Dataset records
►

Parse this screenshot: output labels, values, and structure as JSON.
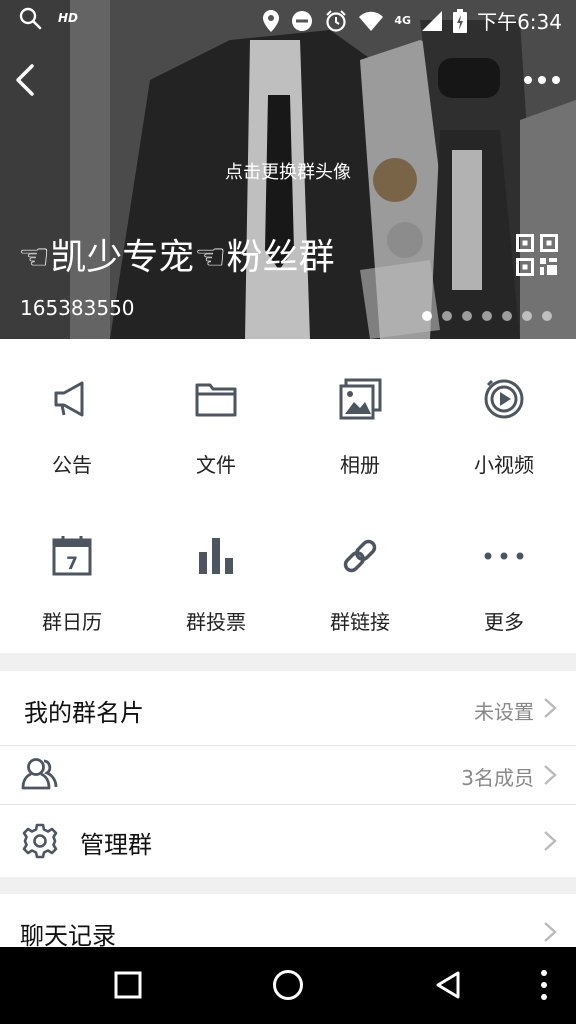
{
  "status_bar": {
    "hd_label": "HD",
    "network_label": "4G",
    "time": "下午6:34",
    "icons": [
      "search-icon",
      "location-icon",
      "do-not-disturb-icon",
      "alarm-icon",
      "wifi-icon",
      "signal-icon",
      "battery-charging-icon"
    ]
  },
  "header": {
    "change_avatar_text": "点击更换群头像",
    "group_name": "☜凯少专宠☜粉丝群",
    "group_id": "165383550",
    "page_indicator": {
      "count": 7,
      "active": 0
    }
  },
  "functions": [
    {
      "label": "公告",
      "icon": "announcement-icon"
    },
    {
      "label": "文件",
      "icon": "folder-icon"
    },
    {
      "label": "相册",
      "icon": "album-icon"
    },
    {
      "label": "小视频",
      "icon": "video-icon"
    },
    {
      "label": "群日历",
      "icon": "calendar-icon"
    },
    {
      "label": "群投票",
      "icon": "vote-icon"
    },
    {
      "label": "群链接",
      "icon": "link-icon"
    },
    {
      "label": "更多",
      "icon": "more-icon"
    }
  ],
  "calendar_icon_day": "7",
  "list": {
    "card_label": "我的群名片",
    "card_value": "未设置",
    "members_value": "3名成员",
    "manage_label": "管理群",
    "history_label": "聊天记录"
  },
  "colors": {
    "icon": "#4d5560",
    "chevron": "#bbbbbb",
    "value_text": "#888888"
  }
}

◄

The problem => Give all the lines above again, character for character, without pictures.

The completed task =>
Parse this screenshot: output labels, values, and structure as JSON.
{
  "status_bar": {
    "hd_label": "HD",
    "network_label": "4G",
    "time": "下午6:34",
    "icons": [
      "search-icon",
      "location-icon",
      "do-not-disturb-icon",
      "alarm-icon",
      "wifi-icon",
      "signal-icon",
      "battery-charging-icon"
    ]
  },
  "header": {
    "change_avatar_text": "点击更换群头像",
    "group_name": "☜凯少专宠☜粉丝群",
    "group_id": "165383550",
    "page_indicator": {
      "count": 7,
      "active": 0
    }
  },
  "functions": [
    {
      "label": "公告",
      "icon": "announcement-icon"
    },
    {
      "label": "文件",
      "icon": "folder-icon"
    },
    {
      "label": "相册",
      "icon": "album-icon"
    },
    {
      "label": "小视频",
      "icon": "video-icon"
    },
    {
      "label": "群日历",
      "icon": "calendar-icon"
    },
    {
      "label": "群投票",
      "icon": "vote-icon"
    },
    {
      "label": "群链接",
      "icon": "link-icon"
    },
    {
      "label": "更多",
      "icon": "more-icon"
    }
  ],
  "calendar_icon_day": "7",
  "list": {
    "card_label": "我的群名片",
    "card_value": "未设置",
    "members_value": "3名成员",
    "manage_label": "管理群",
    "history_label": "聊天记录"
  },
  "colors": {
    "icon": "#4d5560",
    "chevron": "#bbbbbb",
    "value_text": "#888888"
  }
}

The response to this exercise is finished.